Exercise objective: Of all the lines in the material, how many include the word "CLAIMED"? Give only the number.
[Data extract start]
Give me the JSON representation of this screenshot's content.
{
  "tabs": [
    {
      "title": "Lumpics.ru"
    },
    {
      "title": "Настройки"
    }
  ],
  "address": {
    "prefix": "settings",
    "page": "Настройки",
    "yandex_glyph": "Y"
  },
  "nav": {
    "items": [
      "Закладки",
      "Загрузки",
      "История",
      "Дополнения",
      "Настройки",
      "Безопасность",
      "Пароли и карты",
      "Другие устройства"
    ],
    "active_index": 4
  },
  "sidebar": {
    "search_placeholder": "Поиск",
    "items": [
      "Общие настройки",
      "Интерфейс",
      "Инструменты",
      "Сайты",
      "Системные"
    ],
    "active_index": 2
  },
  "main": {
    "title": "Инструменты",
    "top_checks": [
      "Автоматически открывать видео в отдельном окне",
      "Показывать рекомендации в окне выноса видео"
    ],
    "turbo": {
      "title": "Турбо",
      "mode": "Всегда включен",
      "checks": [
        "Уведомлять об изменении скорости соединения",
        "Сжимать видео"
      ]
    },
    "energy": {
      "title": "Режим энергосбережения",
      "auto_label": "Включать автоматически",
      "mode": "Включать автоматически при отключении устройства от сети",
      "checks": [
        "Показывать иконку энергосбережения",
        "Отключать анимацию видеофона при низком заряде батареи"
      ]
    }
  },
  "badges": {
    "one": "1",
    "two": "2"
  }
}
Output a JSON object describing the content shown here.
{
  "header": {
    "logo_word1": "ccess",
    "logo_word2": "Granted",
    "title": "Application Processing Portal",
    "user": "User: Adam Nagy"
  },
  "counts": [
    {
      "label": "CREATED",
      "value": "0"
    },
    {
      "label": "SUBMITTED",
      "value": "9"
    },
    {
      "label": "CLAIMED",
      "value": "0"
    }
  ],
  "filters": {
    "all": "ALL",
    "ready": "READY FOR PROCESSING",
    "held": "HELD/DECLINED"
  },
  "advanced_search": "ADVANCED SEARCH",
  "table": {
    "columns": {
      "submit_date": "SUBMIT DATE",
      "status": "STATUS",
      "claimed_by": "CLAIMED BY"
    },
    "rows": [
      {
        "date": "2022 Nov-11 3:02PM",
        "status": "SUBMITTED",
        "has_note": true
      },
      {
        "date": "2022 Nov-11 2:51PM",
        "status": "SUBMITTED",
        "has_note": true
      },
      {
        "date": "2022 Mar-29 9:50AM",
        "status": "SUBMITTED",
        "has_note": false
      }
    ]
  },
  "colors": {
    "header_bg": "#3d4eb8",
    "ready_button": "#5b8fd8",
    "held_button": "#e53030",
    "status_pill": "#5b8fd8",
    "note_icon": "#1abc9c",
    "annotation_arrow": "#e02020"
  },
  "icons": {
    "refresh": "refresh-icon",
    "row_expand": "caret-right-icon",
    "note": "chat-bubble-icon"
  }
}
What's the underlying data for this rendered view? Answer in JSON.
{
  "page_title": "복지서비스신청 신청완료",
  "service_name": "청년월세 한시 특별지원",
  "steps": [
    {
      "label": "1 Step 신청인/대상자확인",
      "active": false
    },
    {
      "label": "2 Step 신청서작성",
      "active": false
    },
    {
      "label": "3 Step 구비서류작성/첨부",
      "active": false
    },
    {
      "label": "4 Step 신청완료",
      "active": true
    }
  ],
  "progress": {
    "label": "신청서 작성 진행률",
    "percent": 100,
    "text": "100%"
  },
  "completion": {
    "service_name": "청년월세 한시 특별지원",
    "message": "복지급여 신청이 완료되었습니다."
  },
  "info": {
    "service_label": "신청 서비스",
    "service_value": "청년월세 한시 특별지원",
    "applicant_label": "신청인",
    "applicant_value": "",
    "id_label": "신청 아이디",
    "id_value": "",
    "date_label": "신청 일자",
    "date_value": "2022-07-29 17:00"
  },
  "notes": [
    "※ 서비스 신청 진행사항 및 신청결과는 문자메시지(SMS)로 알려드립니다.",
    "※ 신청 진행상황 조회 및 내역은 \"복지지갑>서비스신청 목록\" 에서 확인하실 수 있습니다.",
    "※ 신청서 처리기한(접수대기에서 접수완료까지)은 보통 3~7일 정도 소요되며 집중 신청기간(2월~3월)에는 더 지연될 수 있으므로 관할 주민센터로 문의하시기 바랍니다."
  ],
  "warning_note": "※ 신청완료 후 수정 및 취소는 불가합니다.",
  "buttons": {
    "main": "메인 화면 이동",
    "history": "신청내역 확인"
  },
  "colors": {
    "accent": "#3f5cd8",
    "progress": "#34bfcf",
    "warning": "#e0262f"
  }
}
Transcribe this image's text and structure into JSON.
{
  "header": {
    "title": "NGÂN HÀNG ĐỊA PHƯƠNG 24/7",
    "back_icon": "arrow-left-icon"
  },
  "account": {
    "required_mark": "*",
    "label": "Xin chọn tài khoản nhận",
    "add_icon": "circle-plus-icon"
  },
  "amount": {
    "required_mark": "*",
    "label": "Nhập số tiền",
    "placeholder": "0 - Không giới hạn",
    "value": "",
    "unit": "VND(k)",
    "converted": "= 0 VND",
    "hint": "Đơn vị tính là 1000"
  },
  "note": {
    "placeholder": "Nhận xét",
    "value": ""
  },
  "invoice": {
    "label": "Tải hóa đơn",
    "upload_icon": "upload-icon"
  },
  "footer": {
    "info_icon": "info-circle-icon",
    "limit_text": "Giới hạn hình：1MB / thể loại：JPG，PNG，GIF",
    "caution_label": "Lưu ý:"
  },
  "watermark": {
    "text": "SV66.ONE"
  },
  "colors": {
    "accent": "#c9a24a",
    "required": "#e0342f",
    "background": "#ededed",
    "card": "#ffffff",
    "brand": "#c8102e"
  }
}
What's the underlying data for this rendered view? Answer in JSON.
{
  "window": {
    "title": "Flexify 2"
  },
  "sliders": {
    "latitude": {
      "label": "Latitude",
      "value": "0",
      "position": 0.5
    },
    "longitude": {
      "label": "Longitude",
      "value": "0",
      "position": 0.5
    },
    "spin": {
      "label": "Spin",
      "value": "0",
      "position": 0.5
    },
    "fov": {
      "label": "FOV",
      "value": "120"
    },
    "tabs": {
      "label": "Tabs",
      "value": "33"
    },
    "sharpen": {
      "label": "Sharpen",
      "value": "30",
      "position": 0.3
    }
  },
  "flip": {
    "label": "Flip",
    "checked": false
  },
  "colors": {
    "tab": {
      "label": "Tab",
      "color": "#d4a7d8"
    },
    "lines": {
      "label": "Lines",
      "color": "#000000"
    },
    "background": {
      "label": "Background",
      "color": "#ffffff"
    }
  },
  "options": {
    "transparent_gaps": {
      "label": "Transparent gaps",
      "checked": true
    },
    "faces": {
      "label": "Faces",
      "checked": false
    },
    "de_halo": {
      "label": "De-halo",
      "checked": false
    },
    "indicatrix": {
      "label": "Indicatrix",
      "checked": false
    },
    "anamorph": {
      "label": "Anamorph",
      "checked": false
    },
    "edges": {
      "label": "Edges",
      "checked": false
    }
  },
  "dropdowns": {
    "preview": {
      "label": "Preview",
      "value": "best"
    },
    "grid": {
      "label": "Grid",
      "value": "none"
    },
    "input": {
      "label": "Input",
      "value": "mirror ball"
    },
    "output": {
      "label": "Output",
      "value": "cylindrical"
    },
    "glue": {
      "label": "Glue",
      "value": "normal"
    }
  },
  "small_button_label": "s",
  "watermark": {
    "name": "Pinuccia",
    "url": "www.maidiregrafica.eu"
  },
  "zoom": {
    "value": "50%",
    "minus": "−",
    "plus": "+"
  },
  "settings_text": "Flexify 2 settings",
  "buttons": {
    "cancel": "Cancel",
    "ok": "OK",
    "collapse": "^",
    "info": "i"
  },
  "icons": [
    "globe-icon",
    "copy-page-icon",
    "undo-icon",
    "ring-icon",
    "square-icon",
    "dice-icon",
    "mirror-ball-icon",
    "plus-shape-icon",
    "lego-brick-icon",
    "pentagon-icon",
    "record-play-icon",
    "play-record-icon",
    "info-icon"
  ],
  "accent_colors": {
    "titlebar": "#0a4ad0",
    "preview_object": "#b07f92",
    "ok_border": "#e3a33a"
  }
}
[Data extract end]
Solution: 2